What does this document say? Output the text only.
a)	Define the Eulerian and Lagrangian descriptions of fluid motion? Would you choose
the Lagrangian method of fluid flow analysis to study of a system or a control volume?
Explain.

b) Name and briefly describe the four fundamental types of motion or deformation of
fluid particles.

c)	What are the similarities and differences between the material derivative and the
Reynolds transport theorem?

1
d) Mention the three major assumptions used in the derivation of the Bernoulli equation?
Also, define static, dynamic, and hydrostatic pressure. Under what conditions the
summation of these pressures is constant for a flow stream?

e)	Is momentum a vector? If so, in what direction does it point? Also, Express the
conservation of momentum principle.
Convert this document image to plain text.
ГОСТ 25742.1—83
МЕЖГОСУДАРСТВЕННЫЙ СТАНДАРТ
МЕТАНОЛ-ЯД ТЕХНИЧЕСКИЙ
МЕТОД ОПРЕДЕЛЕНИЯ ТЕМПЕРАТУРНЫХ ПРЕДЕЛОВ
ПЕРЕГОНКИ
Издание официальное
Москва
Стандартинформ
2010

•••••

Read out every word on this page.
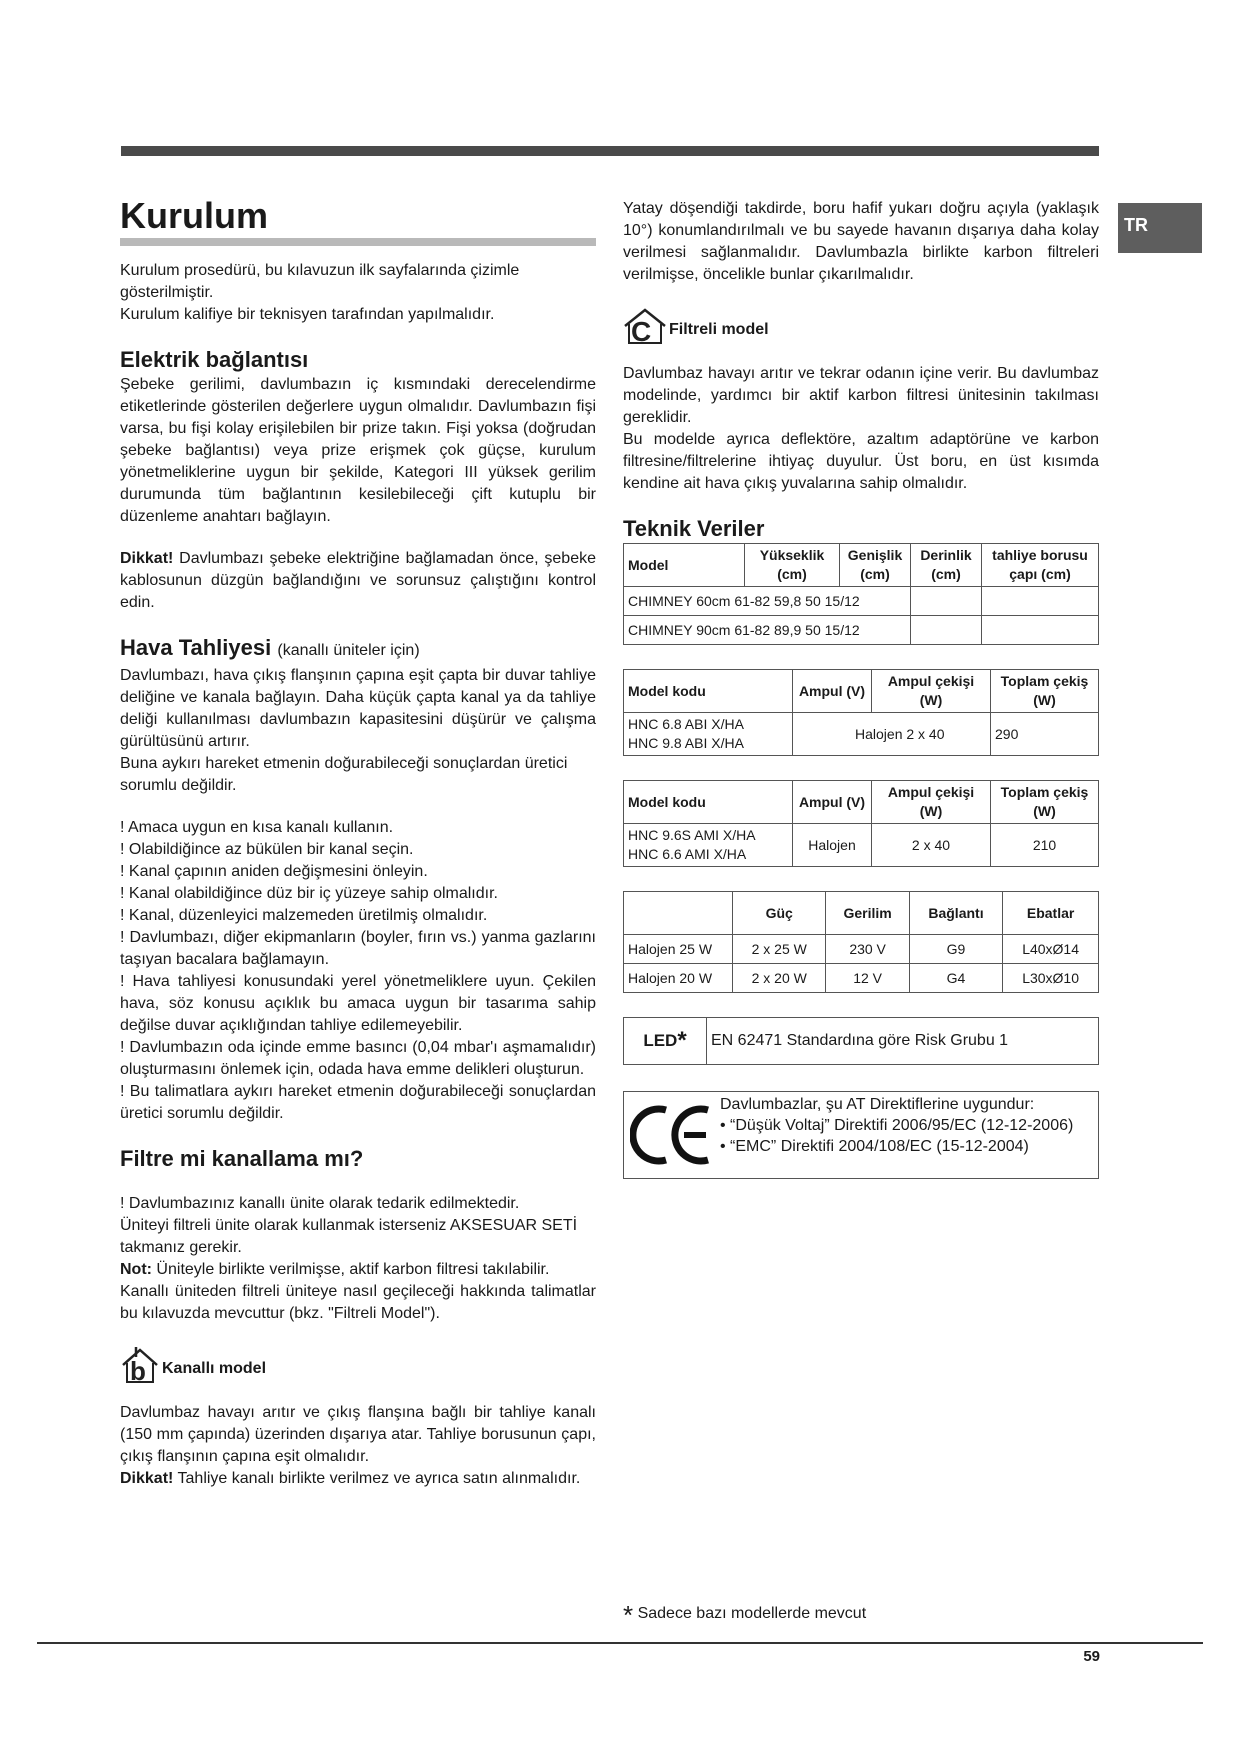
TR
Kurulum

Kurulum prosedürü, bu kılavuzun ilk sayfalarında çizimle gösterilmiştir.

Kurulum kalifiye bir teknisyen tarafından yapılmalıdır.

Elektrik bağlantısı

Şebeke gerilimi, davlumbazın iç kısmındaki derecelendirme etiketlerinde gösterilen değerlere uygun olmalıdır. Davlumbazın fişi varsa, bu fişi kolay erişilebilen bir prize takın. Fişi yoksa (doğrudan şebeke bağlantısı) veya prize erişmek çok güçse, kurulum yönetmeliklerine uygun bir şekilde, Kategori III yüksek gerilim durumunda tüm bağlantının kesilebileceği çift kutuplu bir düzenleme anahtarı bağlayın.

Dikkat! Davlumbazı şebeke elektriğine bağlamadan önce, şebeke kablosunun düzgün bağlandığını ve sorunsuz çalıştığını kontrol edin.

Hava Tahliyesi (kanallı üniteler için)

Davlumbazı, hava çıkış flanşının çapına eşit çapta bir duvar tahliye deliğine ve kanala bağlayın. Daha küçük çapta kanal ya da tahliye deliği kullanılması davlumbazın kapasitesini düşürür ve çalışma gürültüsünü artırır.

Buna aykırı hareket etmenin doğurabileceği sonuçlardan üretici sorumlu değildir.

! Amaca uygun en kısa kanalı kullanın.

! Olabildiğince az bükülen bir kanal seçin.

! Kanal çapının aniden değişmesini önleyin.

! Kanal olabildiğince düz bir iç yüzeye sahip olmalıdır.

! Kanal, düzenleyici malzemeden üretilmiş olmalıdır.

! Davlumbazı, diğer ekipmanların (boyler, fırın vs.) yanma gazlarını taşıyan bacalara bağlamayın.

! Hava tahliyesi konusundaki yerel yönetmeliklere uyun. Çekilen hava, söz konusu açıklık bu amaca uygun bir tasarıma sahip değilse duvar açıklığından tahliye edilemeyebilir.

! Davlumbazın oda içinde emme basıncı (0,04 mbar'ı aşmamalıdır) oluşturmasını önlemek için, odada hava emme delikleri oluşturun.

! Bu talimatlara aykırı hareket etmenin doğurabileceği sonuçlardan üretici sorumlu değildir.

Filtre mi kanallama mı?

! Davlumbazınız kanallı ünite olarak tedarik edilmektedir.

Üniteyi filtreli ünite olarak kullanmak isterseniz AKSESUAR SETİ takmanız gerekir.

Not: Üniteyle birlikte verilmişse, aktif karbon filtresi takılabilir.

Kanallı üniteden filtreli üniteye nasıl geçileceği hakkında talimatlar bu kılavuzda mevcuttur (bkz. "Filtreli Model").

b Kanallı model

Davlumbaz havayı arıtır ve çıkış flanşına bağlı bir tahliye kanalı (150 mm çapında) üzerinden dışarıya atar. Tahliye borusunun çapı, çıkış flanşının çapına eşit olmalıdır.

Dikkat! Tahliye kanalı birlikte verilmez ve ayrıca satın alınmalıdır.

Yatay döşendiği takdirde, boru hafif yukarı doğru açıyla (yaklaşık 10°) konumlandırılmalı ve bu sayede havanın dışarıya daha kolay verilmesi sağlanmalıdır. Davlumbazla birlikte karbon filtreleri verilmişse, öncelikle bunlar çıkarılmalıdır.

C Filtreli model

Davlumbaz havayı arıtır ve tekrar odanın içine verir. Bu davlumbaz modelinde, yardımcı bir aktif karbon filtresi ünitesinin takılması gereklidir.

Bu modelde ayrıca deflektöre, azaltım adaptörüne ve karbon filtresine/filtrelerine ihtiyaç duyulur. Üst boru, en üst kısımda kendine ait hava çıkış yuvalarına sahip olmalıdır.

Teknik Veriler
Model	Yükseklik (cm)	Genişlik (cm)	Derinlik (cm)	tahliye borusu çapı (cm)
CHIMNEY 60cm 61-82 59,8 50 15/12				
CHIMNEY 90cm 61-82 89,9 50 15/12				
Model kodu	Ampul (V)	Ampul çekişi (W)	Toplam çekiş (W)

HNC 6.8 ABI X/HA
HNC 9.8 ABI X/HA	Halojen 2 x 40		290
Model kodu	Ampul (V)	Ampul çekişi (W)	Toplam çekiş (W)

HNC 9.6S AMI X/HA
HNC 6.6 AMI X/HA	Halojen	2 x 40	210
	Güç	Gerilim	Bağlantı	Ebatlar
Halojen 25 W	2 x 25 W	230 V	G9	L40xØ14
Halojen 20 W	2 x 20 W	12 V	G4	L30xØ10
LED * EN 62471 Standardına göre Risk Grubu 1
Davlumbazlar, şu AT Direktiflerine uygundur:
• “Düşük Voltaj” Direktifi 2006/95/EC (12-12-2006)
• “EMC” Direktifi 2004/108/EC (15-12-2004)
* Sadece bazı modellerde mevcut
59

•••••

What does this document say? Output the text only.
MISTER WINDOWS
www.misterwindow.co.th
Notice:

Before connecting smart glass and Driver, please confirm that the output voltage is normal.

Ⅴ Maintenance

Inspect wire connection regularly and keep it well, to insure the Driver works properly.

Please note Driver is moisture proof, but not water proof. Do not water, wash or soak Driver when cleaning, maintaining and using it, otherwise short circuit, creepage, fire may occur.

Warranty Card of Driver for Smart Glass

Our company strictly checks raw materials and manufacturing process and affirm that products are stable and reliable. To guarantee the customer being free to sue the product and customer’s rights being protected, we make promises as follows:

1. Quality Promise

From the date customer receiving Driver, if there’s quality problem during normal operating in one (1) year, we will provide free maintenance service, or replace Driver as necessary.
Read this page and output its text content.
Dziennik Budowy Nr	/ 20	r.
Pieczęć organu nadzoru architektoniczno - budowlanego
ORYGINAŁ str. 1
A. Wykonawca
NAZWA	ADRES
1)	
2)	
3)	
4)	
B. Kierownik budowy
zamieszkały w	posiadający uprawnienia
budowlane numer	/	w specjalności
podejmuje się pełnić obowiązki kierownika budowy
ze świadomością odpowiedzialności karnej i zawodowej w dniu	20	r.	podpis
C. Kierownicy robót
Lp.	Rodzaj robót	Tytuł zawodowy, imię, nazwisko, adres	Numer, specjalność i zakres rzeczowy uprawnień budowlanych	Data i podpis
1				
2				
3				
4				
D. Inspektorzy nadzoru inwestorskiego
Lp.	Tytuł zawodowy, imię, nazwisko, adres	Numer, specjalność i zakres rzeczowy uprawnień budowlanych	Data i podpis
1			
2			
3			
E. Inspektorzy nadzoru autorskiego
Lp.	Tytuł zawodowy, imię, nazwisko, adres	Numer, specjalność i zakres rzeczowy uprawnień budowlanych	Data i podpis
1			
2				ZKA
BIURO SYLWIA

•••••

# What to work on
Find the word "ayrıca" in the records and pull out each line that has it.

# Exercise answer
Dikkat! Tahliye kanalı birlikte verilmez ve ayrıca satın alınmalıdır.
Bu modelde ayrıca deflektöre, azaltım adaptörüne ve karbon filtresine/filtrelerine ihtiyaç duyulur. Üst boru, en üst kısımda kendine ait hava çıkış yuvalarına sahip olmalıdır.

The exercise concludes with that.